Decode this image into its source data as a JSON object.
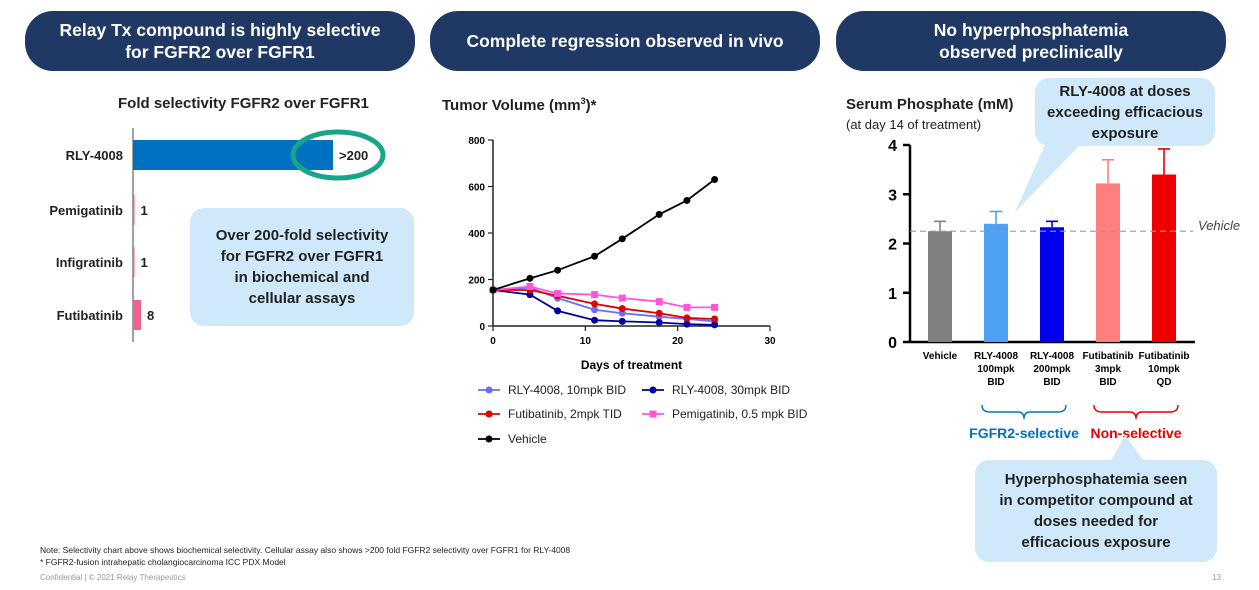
{
  "panels": {
    "left": {
      "line1": "Relay Tx compound is highly selective",
      "line2": "for FGFR2  over FGFR1"
    },
    "middle": {
      "line1": "Complete regression observed in vivo"
    },
    "right": {
      "line1": "No hyperphosphatemia",
      "line2": "observed preclinically"
    }
  },
  "colors": {
    "navy": "#1f3864",
    "callout": "#cfe8fa",
    "bar_blue": "#0070c0",
    "bar_pink": "#f06292",
    "ring": "#17a589",
    "gray": "#808080",
    "light_blue": "#4ea1f5",
    "royal_blue": "#0000ee",
    "salmon": "#ff7f7f",
    "red": "#ee0000",
    "fgfr2_blue": "#0070c0",
    "nonsel_red": "#e60000"
  },
  "callouts": {
    "selectivity": {
      "lines": [
        "Over 200-fold selectivity",
        "for FGFR2 over FGFR1",
        "in biochemical and",
        "cellular assays"
      ]
    },
    "rly_doses": {
      "lines": [
        "RLY-4008 at doses",
        "exceeding efficacious",
        "exposure"
      ]
    },
    "hyperphos": {
      "lines": [
        "Hyperphosphatemia seen",
        "in competitor compound at",
        "doses needed for",
        "efficacious exposure"
      ]
    }
  },
  "chart_data": [
    {
      "type": "bar",
      "orientation": "horizontal",
      "title": "Fold selectivity FGFR2 over FGFR1",
      "categories": [
        "RLY-4008",
        "Pemigatinib",
        "Infigratinib",
        "Futibatinib"
      ],
      "values": [
        200,
        1,
        1,
        8
      ],
      "value_labels": [
        ">200",
        "1",
        "1",
        "8"
      ],
      "xlim": [
        0,
        200
      ],
      "highlight": "RLY-4008"
    },
    {
      "type": "line",
      "title_prefix": "Tumor Volume (mm",
      "title_sup": "3",
      "title_suffix": ")*",
      "xlabel": "Days of treatment",
      "ylabel": "",
      "xlim": [
        0,
        30
      ],
      "ylim": [
        0,
        800
      ],
      "xticks": [
        0,
        10,
        20,
        30
      ],
      "yticks": [
        0,
        200,
        400,
        600,
        800
      ],
      "legend_position": "bottom",
      "series": [
        {
          "name": "RLY-4008, 10mpk BID",
          "color": "#6b6bff",
          "marker": "circle",
          "x": [
            0,
            4,
            7,
            11,
            14,
            18,
            21,
            24
          ],
          "y": [
            155,
            165,
            120,
            70,
            55,
            40,
            30,
            20
          ]
        },
        {
          "name": "RLY-4008, 30mpk BID",
          "color": "#0000a0",
          "marker": "circle",
          "x": [
            0,
            4,
            7,
            11,
            14,
            18,
            21,
            24
          ],
          "y": [
            155,
            135,
            65,
            25,
            20,
            15,
            8,
            5
          ]
        },
        {
          "name": "Futibatinib, 2mpk TID",
          "color": "#e00000",
          "marker": "circle",
          "x": [
            0,
            4,
            7,
            11,
            14,
            18,
            21,
            24
          ],
          "y": [
            155,
            155,
            130,
            95,
            75,
            55,
            35,
            30
          ]
        },
        {
          "name": "Pemigatinib, 0.5 mpk BID",
          "color": "#ff55dd",
          "marker": "square",
          "x": [
            0,
            4,
            7,
            11,
            14,
            18,
            21,
            24
          ],
          "y": [
            155,
            170,
            140,
            135,
            120,
            105,
            80,
            80
          ]
        },
        {
          "name": "Vehicle",
          "color": "#000000",
          "marker": "circle",
          "x": [
            0,
            4,
            7,
            11,
            14,
            18,
            21,
            24
          ],
          "y": [
            155,
            205,
            240,
            300,
            375,
            480,
            540,
            630
          ]
        }
      ]
    },
    {
      "type": "bar",
      "title": "Serum Phosphate (mM)",
      "subtitle": "(at day 14 of treatment)",
      "ylim": [
        0,
        4
      ],
      "yticks": [
        0,
        1,
        2,
        3,
        4
      ],
      "reference_line": {
        "value": 2.25,
        "label": "Vehicle"
      },
      "categories": [
        [
          "Vehicle"
        ],
        [
          "RLY-4008",
          "100mpk",
          "BID"
        ],
        [
          "RLY-4008",
          "200mpk",
          "BID"
        ],
        [
          "Futibatinib",
          "3mpk",
          "BID"
        ],
        [
          "Futibatinib",
          "10mpk",
          "QD"
        ]
      ],
      "values": [
        2.25,
        2.4,
        2.33,
        3.22,
        3.4
      ],
      "errors": [
        0.2,
        0.25,
        0.12,
        0.48,
        0.52
      ],
      "bar_colors": [
        "#808080",
        "#4ea1f5",
        "#0000ee",
        "#ff7f7f",
        "#ee0000"
      ],
      "groups": [
        {
          "label": "FGFR2-selective",
          "color": "#0070c0",
          "bars": [
            1,
            2
          ]
        },
        {
          "label": "Non-selective",
          "color": "#e60000",
          "bars": [
            3,
            4
          ]
        }
      ]
    }
  ],
  "footer": {
    "note": "Note: Selectivity chart above shows biochemical selectivity. Cellular assay also shows >200 fold FGFR2 selectivity over FGFR1 for RLY-4008",
    "footnote": "* FGFR2-fusion intrahepatic cholangiocarcinoma ICC PDX Model",
    "confidential": "Confidential | © 2021 Relay Therapeutics",
    "page_number": "13"
  }
}
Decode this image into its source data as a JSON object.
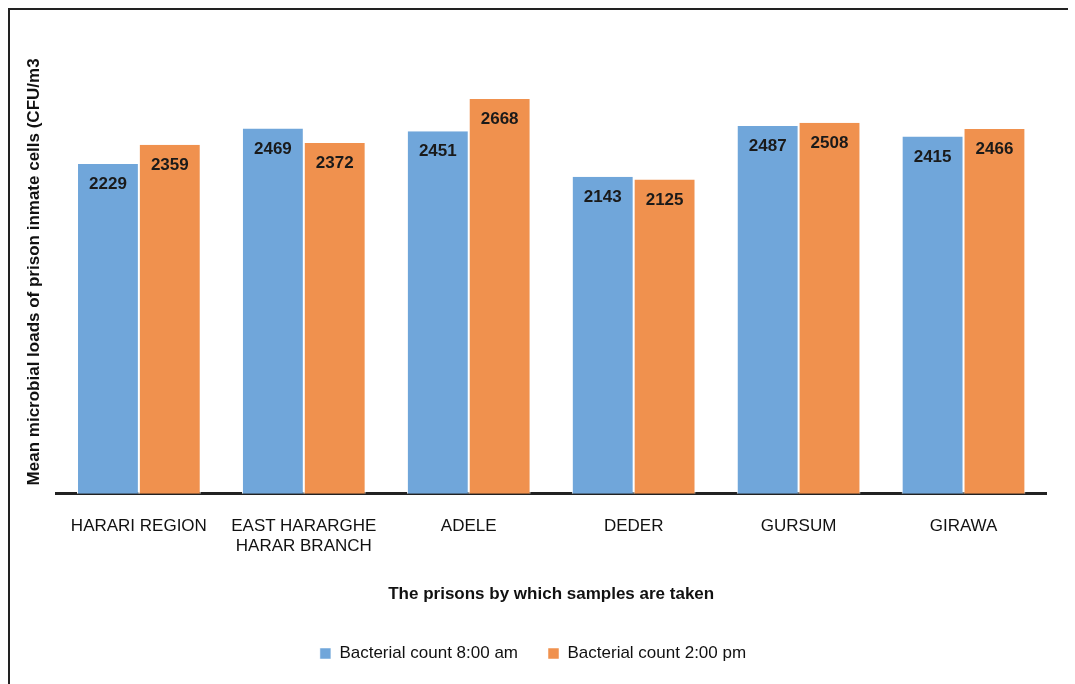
{
  "chart_data": {
    "type": "bar",
    "xlabel": "The prisons by which samples are taken",
    "ylabel": "Mean microbial loads of prison inmate cells (CFU/m3",
    "categories": [
      "HARARI REGION",
      "EAST HARARGHE HARAR BRANCH",
      "ADELE",
      "DEDER",
      "GURSUM",
      "GIRAWA"
    ],
    "series": [
      {
        "name": "Bacterial count 8:00 am",
        "color": "#70a6da",
        "values": [
          2229,
          2469,
          2451,
          2143,
          2487,
          2415
        ]
      },
      {
        "name": "Bacterial count 2:00 pm",
        "color": "#f0914e",
        "values": [
          2359,
          2372,
          2668,
          2125,
          2508,
          2466
        ]
      }
    ],
    "data_labels": true,
    "legend": "bottom",
    "tick_labels": "x",
    "grid": false
  }
}
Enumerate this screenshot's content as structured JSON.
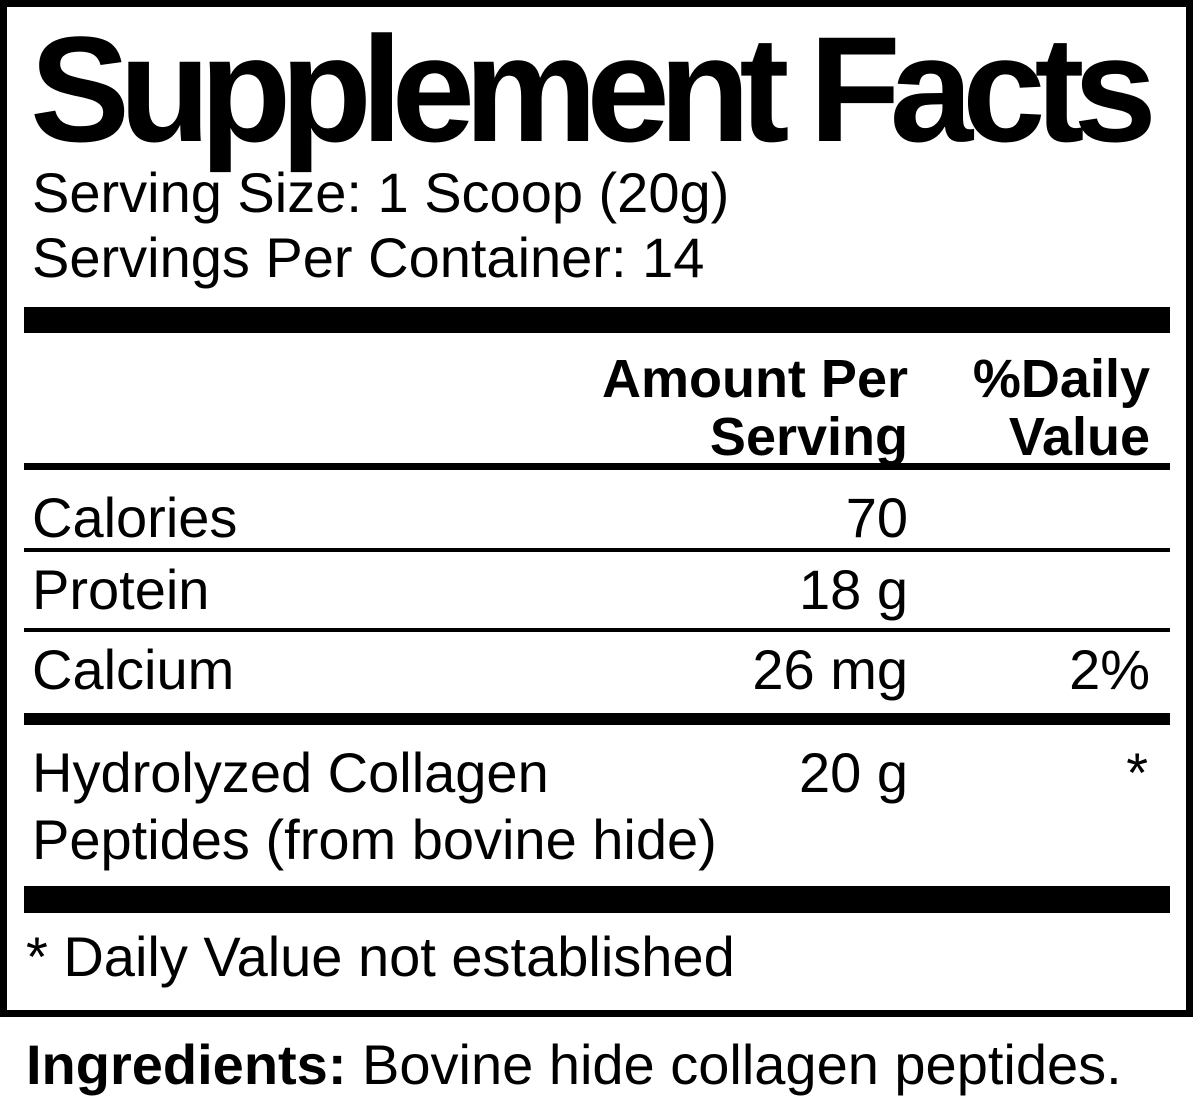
++++++++++++++++++++
Set the preceding data down again word for word, omitting images.

Decode this image into its source data as a JSON object.
{
  "panels": {
    "left": {
      "line1": "Relay Tx compound is highly selective",
      "line2": "for FGFR2  over FGFR1"
    },
    "middle": {
      "line1": "Complete regression observed in vivo"
    },
    "right": {
      "line1": "No hyperphosphatemia",
      "line2": "observed preclinically"
    }
  },
  "colors": {
    "navy": "#1f3864",
    "callout": "#cfe8fa",
    "bar_blue": "#0070c0",
    "bar_pink": "#f06292",
    "ring": "#17a589",
    "gray": "#808080",
    "light_blue": "#4ea1f5",
    "royal_blue": "#0000ee",
    "salmon": "#ff7f7f",
    "red": "#ee0000",
    "fgfr2_blue": "#0070c0",
    "nonsel_red": "#e60000"
  },
  "callouts": {
    "selectivity": {
      "lines": [
        "Over 200-fold selectivity",
        "for FGFR2 over FGFR1",
        "in biochemical and",
        "cellular assays"
      ]
    },
    "rly_doses": {
      "lines": [
        "RLY-4008 at doses",
        "exceeding efficacious",
        "exposure"
      ]
    },
    "hyperphos": {
      "lines": [
        "Hyperphosphatemia seen",
        "in competitor compound at",
        "doses needed for",
        "efficacious exposure"
      ]
    }
  },
  "chart_data": [
    {
      "type": "bar",
      "orientation": "horizontal",
      "title": "Fold selectivity FGFR2 over FGFR1",
      "categories": [
        "RLY-4008",
        "Pemigatinib",
        "Infigratinib",
        "Futibatinib"
      ],
      "values": [
        200,
        1,
        1,
        8
      ],
      "value_labels": [
        ">200",
        "1",
        "1",
        "8"
      ],
      "xlim": [
        0,
        200
      ],
      "highlight": "RLY-4008"
    },
    {
      "type": "line",
      "title_prefix": "Tumor Volume (mm",
      "title_sup": "3",
      "title_suffix": ")*",
      "xlabel": "Days of treatment",
      "ylabel": "",
      "xlim": [
        0,
        30
      ],
      "ylim": [
        0,
        800
      ],
      "xticks": [
        0,
        10,
        20,
        30
      ],
      "yticks": [
        0,
        200,
        400,
        600,
        800
      ],
      "legend_position": "bottom",
      "series": [
        {
          "name": "RLY-4008, 10mpk BID",
          "color": "#6b6bff",
          "marker": "circle",
          "x": [
            0,
            4,
            7,
            11,
            14,
            18,
            21,
            24
          ],
          "y": [
            155,
            165,
            120,
            70,
            55,
            40,
            30,
            20
          ]
        },
        {
          "name": "RLY-4008, 30mpk BID",
          "color": "#0000a0",
          "marker": "circle",
          "x": [
            0,
            4,
            7,
            11,
            14,
            18,
            21,
            24
          ],
          "y": [
            155,
            135,
            65,
            25,
            20,
            15,
            8,
            5
          ]
        },
        {
          "name": "Futibatinib, 2mpk TID",
          "color": "#e00000",
          "marker": "circle",
          "x": [
            0,
            4,
            7,
            11,
            14,
            18,
            21,
            24
          ],
          "y": [
            155,
            155,
            130,
            95,
            75,
            55,
            35,
            30
          ]
        },
        {
          "name": "Pemigatinib, 0.5 mpk BID",
          "color": "#ff55dd",
          "marker": "square",
          "x": [
            0,
            4,
            7,
            11,
            14,
            18,
            21,
            24
          ],
          "y": [
            155,
            170,
            140,
            135,
            120,
            105,
            80,
            80
          ]
        },
        {
          "name": "Vehicle",
          "color": "#000000",
          "marker": "circle",
          "x": [
            0,
            4,
            7,
            11,
            14,
            18,
            21,
            24
          ],
          "y": [
            155,
            205,
            240,
            300,
            375,
            480,
            540,
            630
          ]
        }
      ]
    },
    {
      "type": "bar",
      "title": "Serum Phosphate (mM)",
      "subtitle": "(at day 14 of treatment)",
      "ylim": [
        0,
        4
      ],
      "yticks": [
        0,
        1,
        2,
        3,
        4
      ],
      "reference_line": {
        "value": 2.25,
        "label": "Vehicle"
      },
      "categories": [
        [
          "Vehicle"
        ],
        [
          "RLY-4008",
          "100mpk",
          "BID"
        ],
        [
          "RLY-4008",
          "200mpk",
          "BID"
        ],
        [
          "Futibatinib",
          "3mpk",
          "BID"
        ],
        [
          "Futibatinib",
          "10mpk",
          "QD"
        ]
      ],
      "values": [
        2.25,
        2.4,
        2.33,
        3.22,
        3.4
      ],
      "errors": [
        0.2,
        0.25,
        0.12,
        0.48,
        0.52
      ],
      "bar_colors": [
        "#808080",
        "#4ea1f5",
        "#0000ee",
        "#ff7f7f",
        "#ee0000"
      ],
      "groups": [
        {
          "label": "FGFR2-selective",
          "color": "#0070c0",
          "bars": [
            1,
            2
          ]
        },
        {
          "label": "Non-selective",
          "color": "#e60000",
          "bars": [
            3,
            4
          ]
        }
      ]
    }
  ],
  "footer": {
    "note": "Note: Selectivity chart above shows biochemical selectivity. Cellular assay also shows >200 fold FGFR2 selectivity over FGFR1 for RLY-4008",
    "footnote": "* FGFR2-fusion intrahepatic cholangiocarcinoma ICC PDX Model",
    "confidential": "Confidential | © 2021 Relay Therapeutics",
    "page_number": "13"
  }
}
Decode this image into its source data as a JSON object.
{
  "chart_data": {
    "type": "bar",
    "xlabel": "The prisons by which samples are taken",
    "ylabel": "Mean microbial loads of prison inmate cells (CFU/m3",
    "categories": [
      "HARARI REGION",
      "EAST HARARGHE HARAR BRANCH",
      "ADELE",
      "DEDER",
      "GURSUM",
      "GIRAWA"
    ],
    "series": [
      {
        "name": "Bacterial count 8:00 am",
        "color": "#70a6da",
        "values": [
          2229,
          2469,
          2451,
          2143,
          2487,
          2415
        ]
      },
      {
        "name": "Bacterial count 2:00 pm",
        "color": "#f0914e",
        "values": [
          2359,
          2372,
          2668,
          2125,
          2508,
          2466
        ]
      }
    ],
    "data_labels": true,
    "legend": "bottom",
    "tick_labels": "x",
    "grid": false
  }
}
Enumerate this screenshot's content as structured JSON.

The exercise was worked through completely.